[Extracts from a graphics dataset]
┌────────

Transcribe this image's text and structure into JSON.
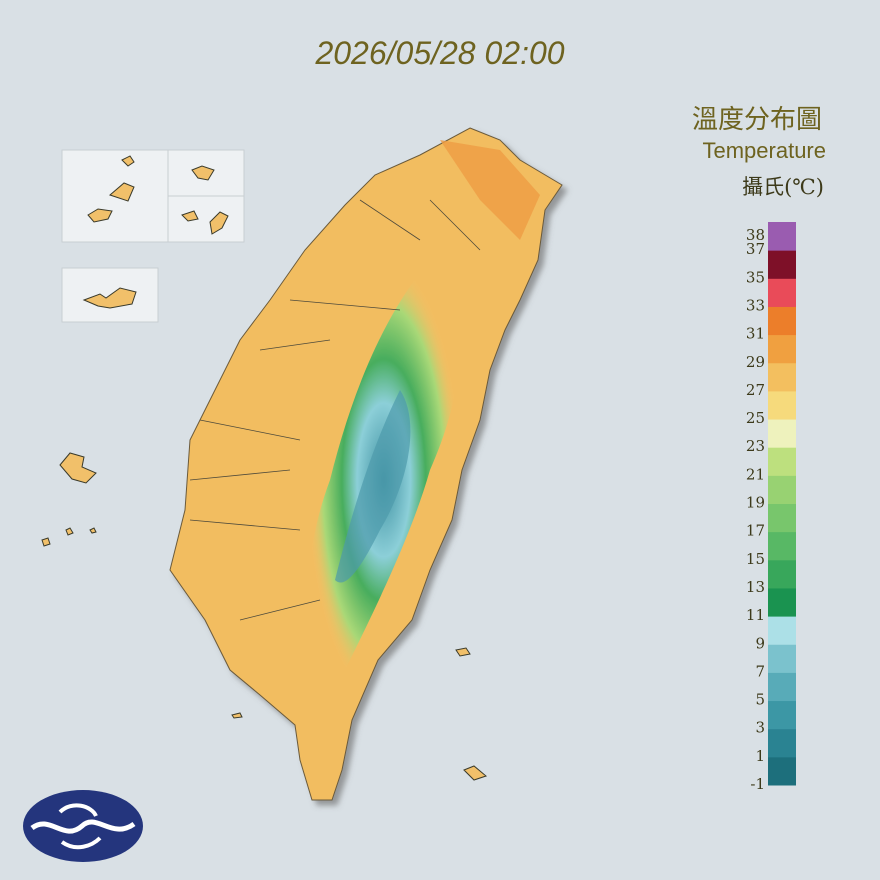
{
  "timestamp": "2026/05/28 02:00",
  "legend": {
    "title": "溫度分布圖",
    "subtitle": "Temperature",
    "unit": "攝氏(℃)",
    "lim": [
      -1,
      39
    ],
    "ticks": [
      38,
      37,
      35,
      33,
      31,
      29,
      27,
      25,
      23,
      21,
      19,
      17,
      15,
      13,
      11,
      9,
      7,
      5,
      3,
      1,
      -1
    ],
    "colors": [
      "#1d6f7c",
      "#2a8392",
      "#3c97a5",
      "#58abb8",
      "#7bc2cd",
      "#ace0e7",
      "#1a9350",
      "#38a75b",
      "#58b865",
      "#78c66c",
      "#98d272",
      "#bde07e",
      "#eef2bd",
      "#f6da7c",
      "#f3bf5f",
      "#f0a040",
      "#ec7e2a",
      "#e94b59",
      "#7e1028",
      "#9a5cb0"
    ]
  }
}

└────────

● What is expected:
Copy the data word for word. Pictures do not go in the copy.

● Result:
Transcribe this image's text and structure into JSON.
{
  "timestamp": "2026/05/28 02:00",
  "legend": {
    "title": "溫度分布圖",
    "subtitle": "Temperature",
    "unit": "攝氏(℃)",
    "lim": [
      -1,
      39
    ],
    "ticks": [
      38,
      37,
      35,
      33,
      31,
      29,
      27,
      25,
      23,
      21,
      19,
      17,
      15,
      13,
      11,
      9,
      7,
      5,
      3,
      1,
      -1
    ],
    "colors": [
      "#1d6f7c",
      "#2a8392",
      "#3c97a5",
      "#58abb8",
      "#7bc2cd",
      "#ace0e7",
      "#1a9350",
      "#38a75b",
      "#58b865",
      "#78c66c",
      "#98d272",
      "#bde07e",
      "#eef2bd",
      "#f6da7c",
      "#f3bf5f",
      "#f0a040",
      "#ec7e2a",
      "#e94b59",
      "#7e1028",
      "#9a5cb0"
    ]
  }
}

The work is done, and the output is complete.